§ **YOUR TASK**:
Please say how many lines of the listing hold "yang", with no other words in the answer.

[Source records]
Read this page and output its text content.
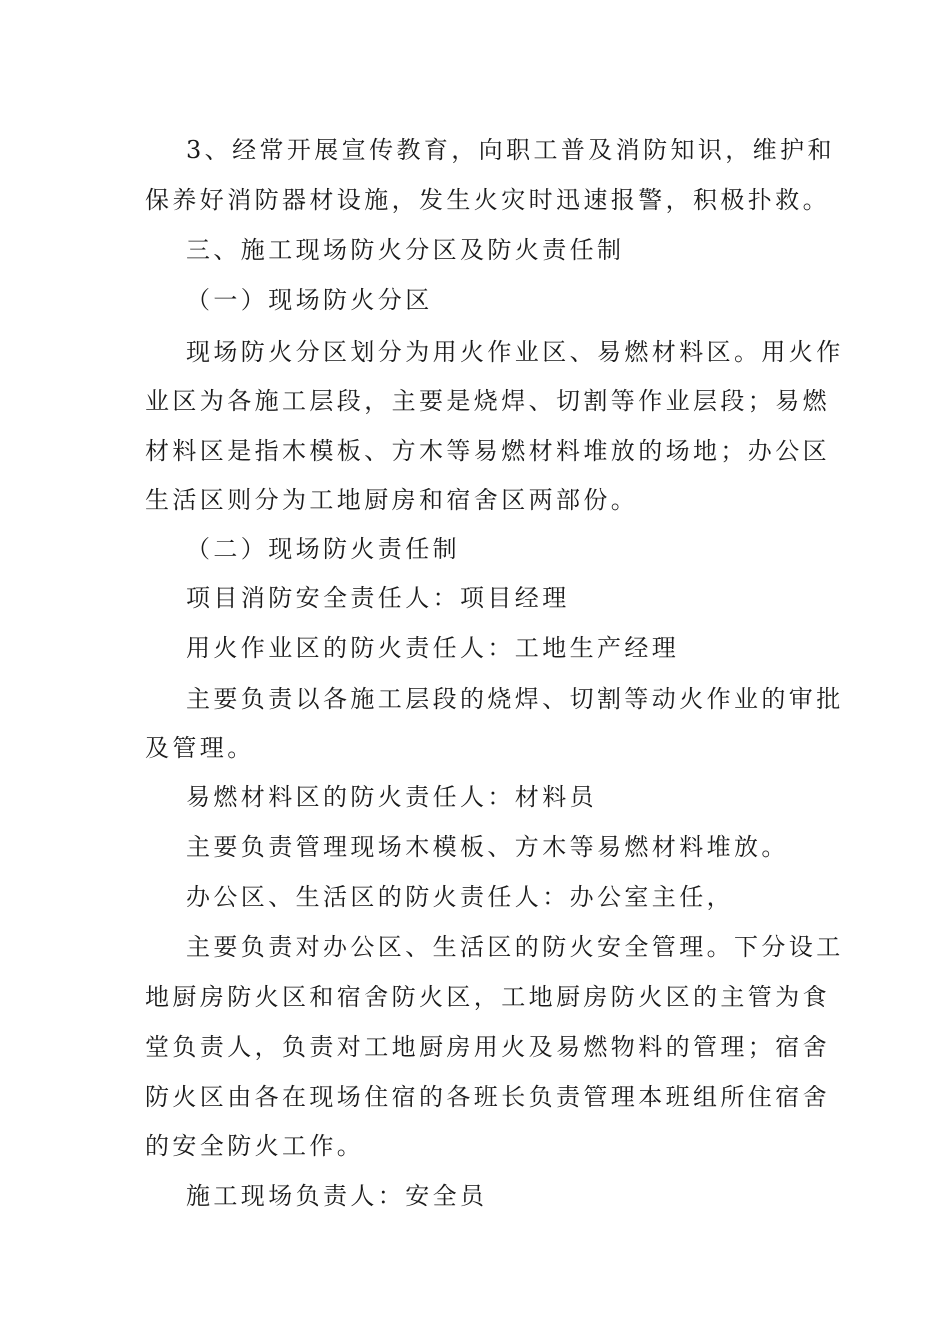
3、经常开展宣传教育，向职工普及消防知识，维护和
保养好消防器材设施，发生火灾时迅速报警，积极扑救。
三、施工现场防火分区及防火责任制
（一）现场防火分区
现场防火分区划分为用火作业区、易燃材料区。用火作
业区为各施工层段，主要是烧焊、切割等作业层段；易燃
材料区是指木模板、方木等易燃材料堆放的场地；办公区
生活区则分为工地厨房和宿舍区两部份。
（二）现场防火责任制
项目消防安全责任人：项目经理
用火作业区的防火责任人：工地生产经理
主要负责以各施工层段的烧焊、切割等动火作业的审批
及管理。
易燃材料区的防火责任人：材料员
主要负责管理现场木模板、方木等易燃材料堆放。
办公区、生活区的防火责任人：办公室主任，
主要负责对办公区、生活区的防火安全管理。下分设工
地厨房防火区和宿舍防火区，工地厨房防火区的主管为食
堂负责人，负责对工地厨房用火及易燃物料的管理；宿舍
防火区由各在现场住宿的各班长负责管理本班组所住宿舍
的安全防火工作。
施工现场负责人：安全员
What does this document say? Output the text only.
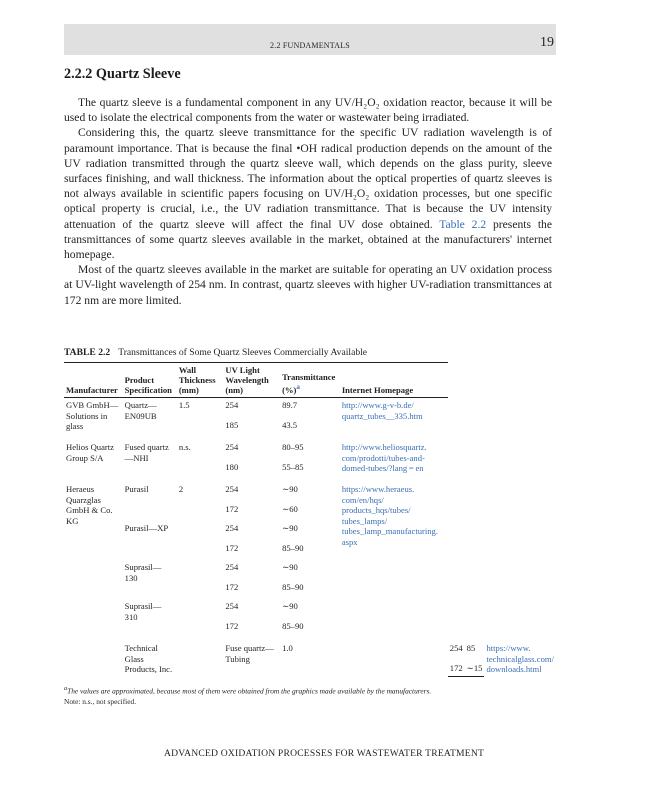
2.2 FUNDAMENTALS	19
2.2.2 Quartz Sleeve

The quartz sleeve is a fundamental component in any UV/H₂O₂ oxidation reactor, because it will be used to isolate the electrical components from the water or wastewater being irradiated.

Considering this, the quartz sleeve transmittance for the specific UV radiation wavelength is of paramount importance. That is because the final •OH radical production depends on the amount of the UV radiation transmitted through the quartz sleeve wall, which depends on the glass purity, sleeve surfaces finishing, and wall thickness. The information about the optical properties of quartz sleeves is not always available in scientific papers focusing on UV/H₂O₂ oxidation processes, but one specific optical property is crucial, i.e., the UV radiation transmittance. That is because the UV intensity attenuation of the quartz sleeve will affect the final UV dose obtained. Table 2.2 presents the transmittances of some quartz sleeves available in the market, obtained at the manufacturers' internet homepage.

Most of the quartz sleeves available in the market are suitable for operating an UV oxidation process at UV-light wavelength of 254 nm. In contrast, quartz sleeves with higher UV-radiation transmittances at 172 nm are more limited.

TABLE 2.2 Transmittances of Some Quartz Sleeves Commercially Available
Manufacturer	Product Specification	Wall Thickness (mm)	UV Light Wavelength (nm)	Transmittance (%)$^a$	Internet Homepage			
GVB GmbH— Solutions in glass	Quartz— EN09UB	1.5	254	89.7	http://www.g-v-b.de/ quartz_tubes__335.htm			
			185	43.5				
Helios Quartz Group S/A	Fused quartz—NHI	n.s.	254	80–95	http://www.heliosquartz. com/prodotti/tubes-and- domed-tubes/?lang = en			
			180	55–85				
Heraeus Quarzglas GmbH & Co. KG	Purasil	2	254	∼90	https://www.heraeus. com/en/hqs/ products_hqs/tubes/ tubes_lamps/ tubes_lamp_manufacturing. aspx			
			172	∼60				
	Purasil—XP		254	∼90				
			172	85–90				
	Suprasil— 130		254	∼90				
			172	85–90				
	Suprasil— 310		254	∼90				
			172	85–90				
	Technical Glass Products, Inc.		Fuse quartz— Tubing	1.0		254	85	https://www. technicalglass.com/ downloads.html
						172	∼15	
$^a$The values are approximated, because most of them were obtained from the graphics made available by the manufacturers.
Note: n.s., not specified.
ADVANCED OXIDATION PROCESSES FOR WASTEWATER TREATMENT
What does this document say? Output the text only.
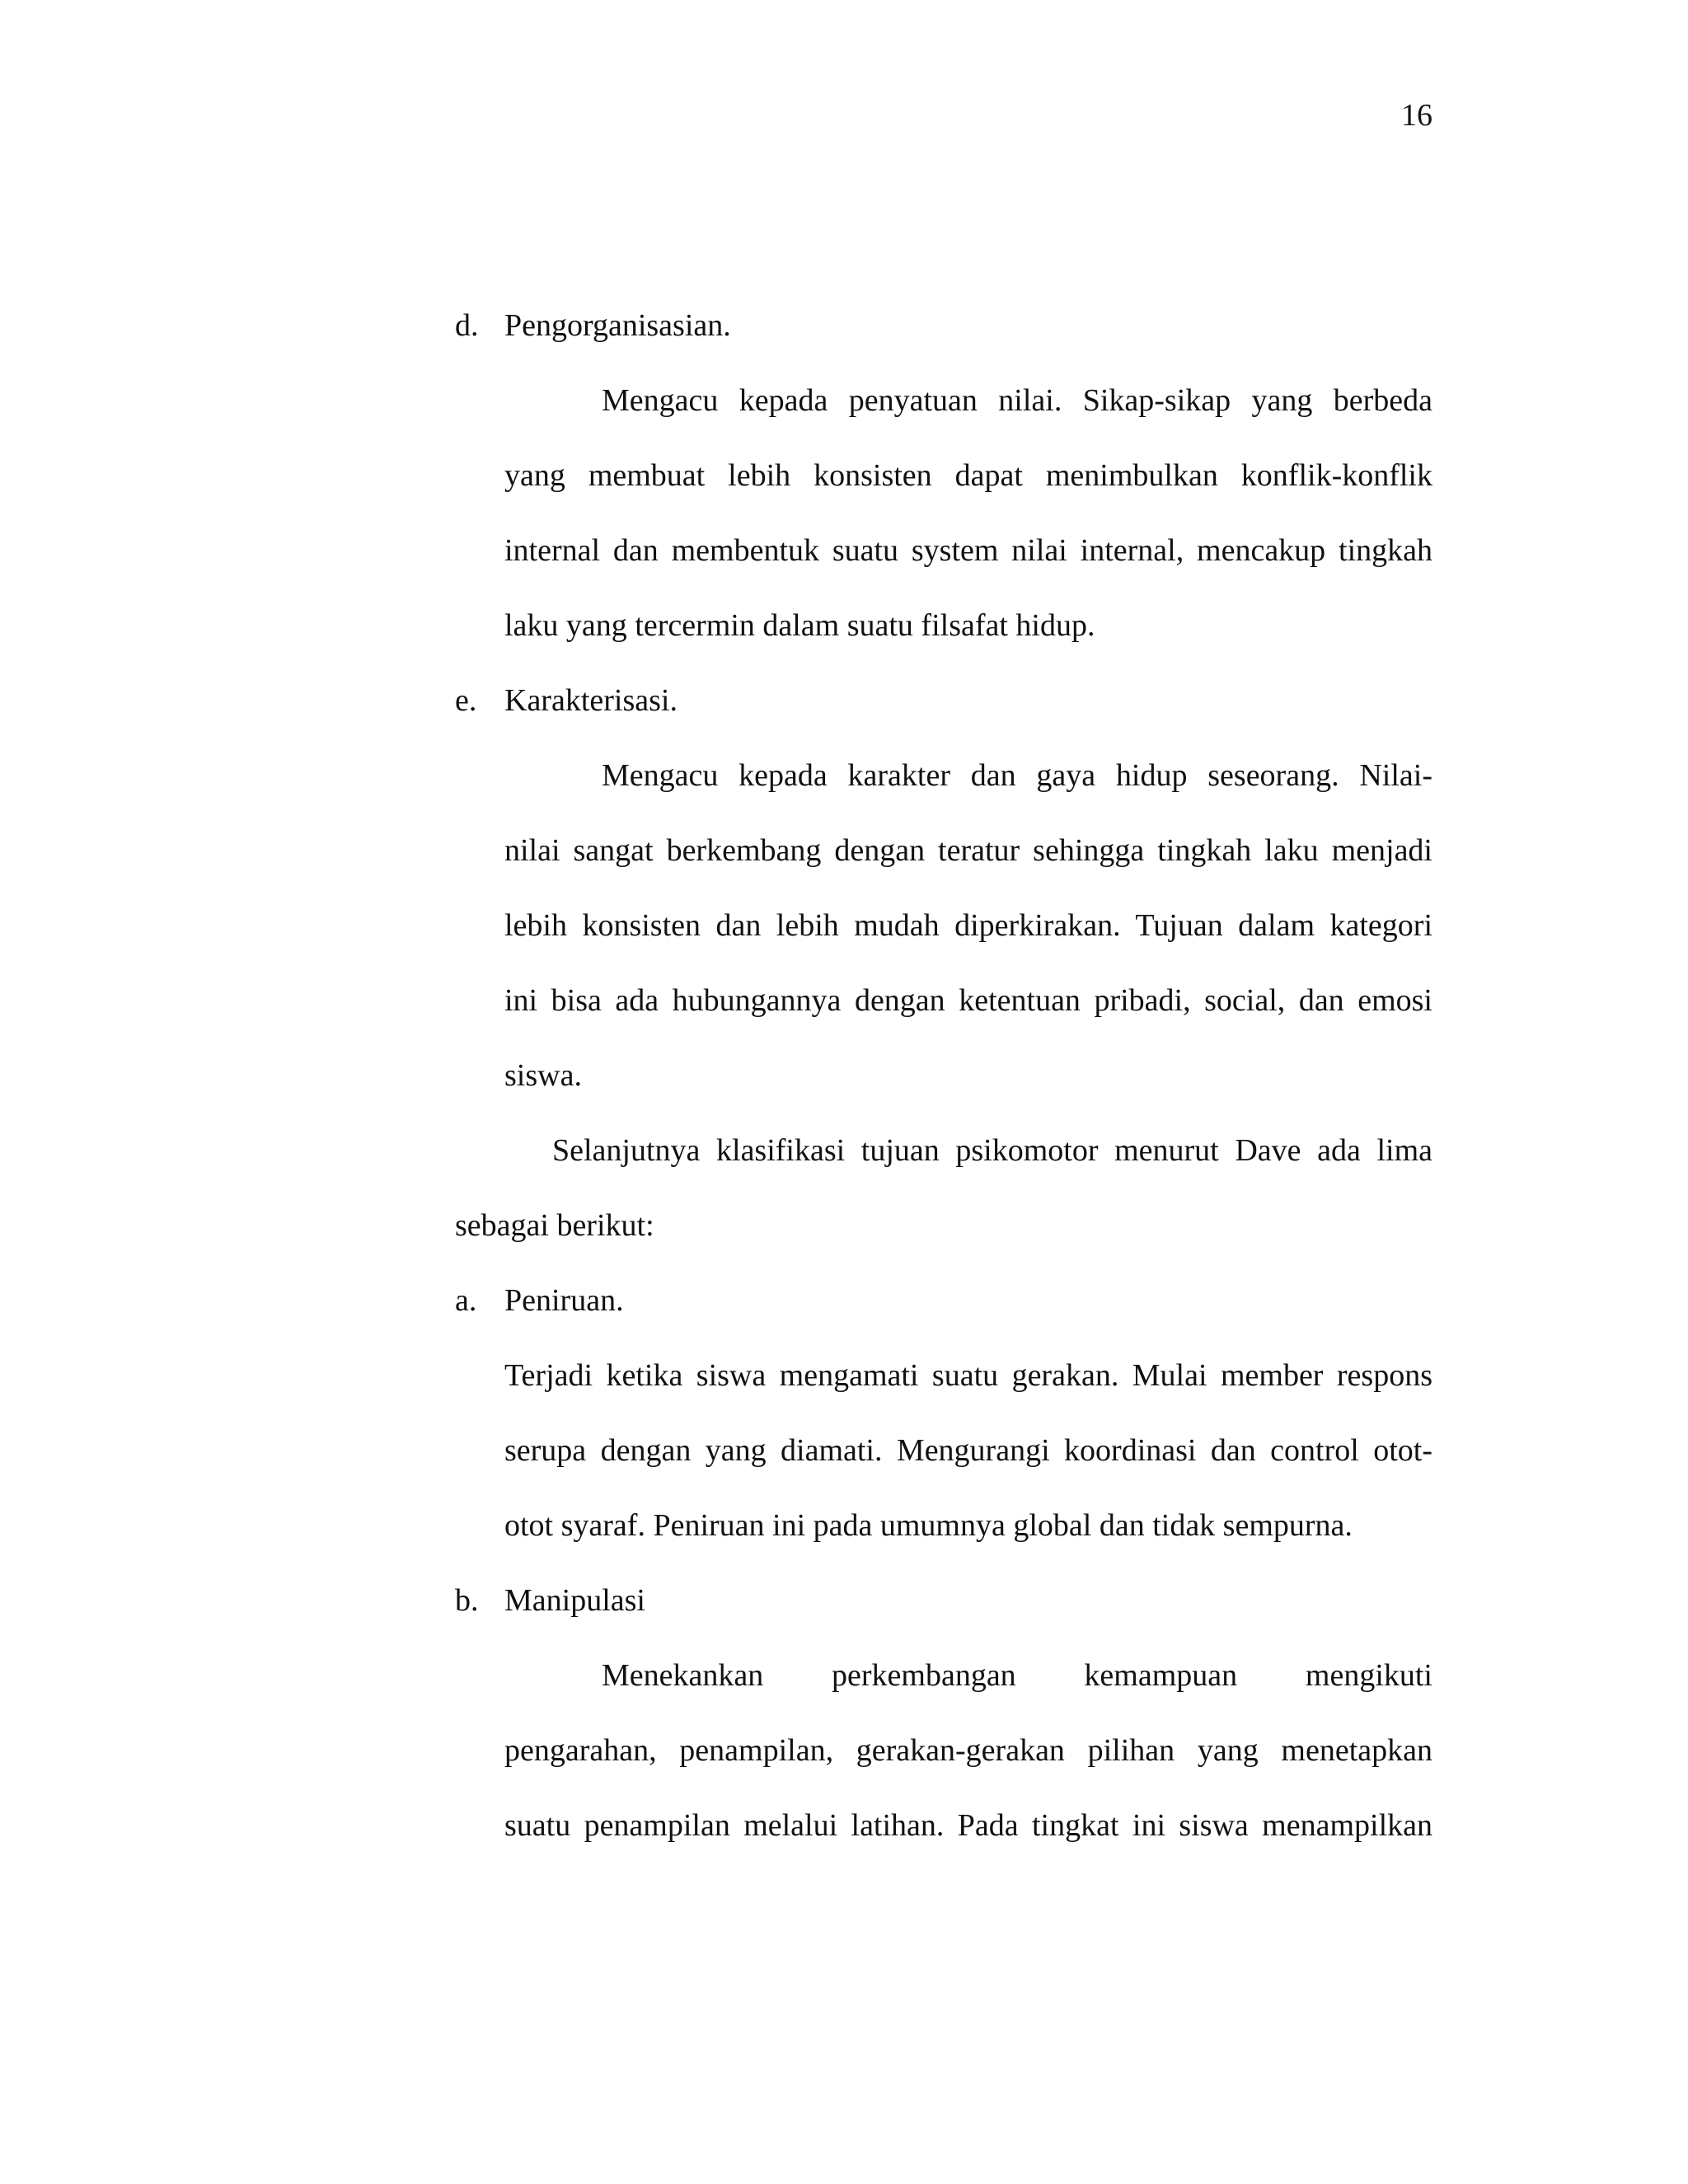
16
d. Pengorganisasian.
Mengacu kepada penyatuan nilai. Sikap-sikap yang berbeda
yang membuat lebih konsisten dapat menimbulkan konflik-konflik
internal dan membentuk suatu system nilai internal, mencakup tingkah
laku yang tercermin dalam suatu filsafat hidup.
e. Karakterisasi.
Mengacu kepada karakter dan gaya hidup seseorang. Nilai-
nilai sangat berkembang dengan teratur sehingga tingkah laku menjadi
lebih konsisten dan lebih mudah diperkirakan. Tujuan dalam kategori
ini bisa ada hubungannya dengan ketentuan pribadi, social, dan emosi
siswa.
Selanjutnya klasifikasi tujuan psikomotor menurut Dave ada lima
sebagai berikut:
a. Peniruan.
Terjadi ketika siswa mengamati suatu gerakan. Mulai member respons
serupa dengan yang diamati. Mengurangi koordinasi dan control otot-
otot syaraf. Peniruan ini pada umumnya global dan tidak sempurna.
b. Manipulasi
Menekankan perkembangan kemampuan mengikuti
pengarahan, penampilan, gerakan-gerakan pilihan yang menetapkan
suatu penampilan melalui latihan. Pada tingkat ini siswa menampilkan
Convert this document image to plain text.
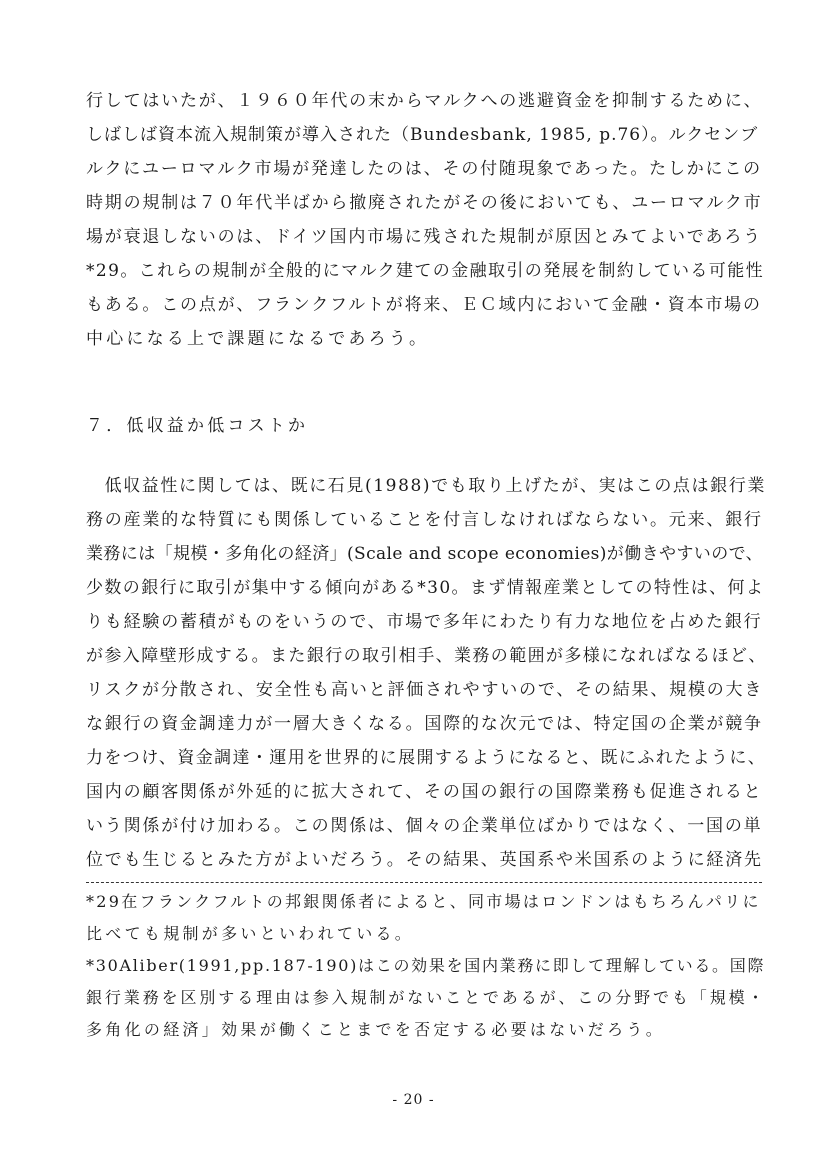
行してはいたが、１９６０年代の末からマルクへの逃避資金を抑制するために、
しばしば資本流入規制策が導入された（Bundesbank, 1985, p.76）。ルクセンブ
ルクにユーロマルク市場が発達したのは、その付随現象であった。たしかにこの
時期の規制は７０年代半ばから撤廃されたがその後においても、ユーロマルク市
場が衰退しないのは、ドイツ国内市場に残された規制が原因とみてよいであろう
*29。これらの規制が全般的にマルク建ての金融取引の発展を制約している可能性
もある。この点が、フランクフルトが将来、ＥＣ域内において金融・資本市場の
中心になる上で課題になるであろう。
７．低収益か低コストか
　低収益性に関しては、既に石見(1988)でも取り上げたが、実はこの点は銀行業
務の産業的な特質にも関係していることを付言しなければならない。元来、銀行
業務には「規模・多角化の経済」(Scale and scope economies)が働きやすいので、
少数の銀行に取引が集中する傾向がある*30。まず情報産業としての特性は、何よ
りも経験の蓄積がものをいうので、市場で多年にわたり有力な地位を占めた銀行
が参入障壁形成する。また銀行の取引相手、業務の範囲が多様になればなるほど、
リスクが分散され、安全性も高いと評価されやすいので、その結果、規模の大き
な銀行の資金調達力が一層大きくなる。国際的な次元では、特定国の企業が競争
力をつけ、資金調達・運用を世界的に展開するようになると、既にふれたように、
国内の顧客関係が外延的に拡大されて、その国の銀行の国際業務も促進されると
いう関係が付け加わる。この関係は、個々の企業単位ばかりではなく、一国の単
位でも生じるとみた方がよいだろう。その結果、英国系や米国系のように経済先
*29在フランクフルトの邦銀関係者によると、同市場はロンドンはもちろんパリに
比べても規制が多いといわれている。
*30Aliber(1991,pp.187-190)はこの効果を国内業務に即して理解している。国際
銀行業務を区別する理由は参入規制がないことであるが、この分野でも「規模・
多角化の経済」効果が働くことまでを否定する必要はないだろう。
- 20 -
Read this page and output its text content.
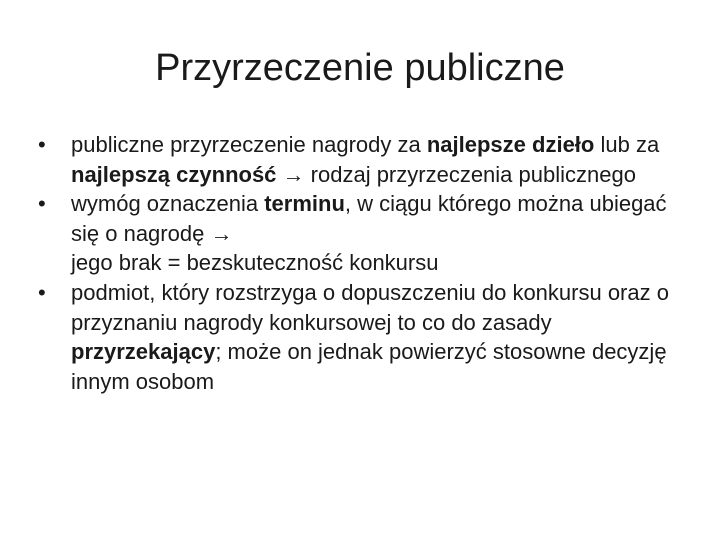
Przyrzeczenie publiczne
• publiczne przyrzeczenie nagrody za najlepsze dzieło lub za najlepszą czynność → rodzaj przyrzeczenia publicznego
• wymóg oznaczenia terminu, w ciągu którego można ubiegać się o nagrodę →
jego brak = bezskuteczność konkursu
• podmiot, który rozstrzyga o dopuszczeniu do konkursu oraz o przyznaniu nagrody konkursowej to co do zasady przyrzekający; może on jednak powierzyć stosowne decyzję innym osobom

§ **TASK SOLUTION**:
5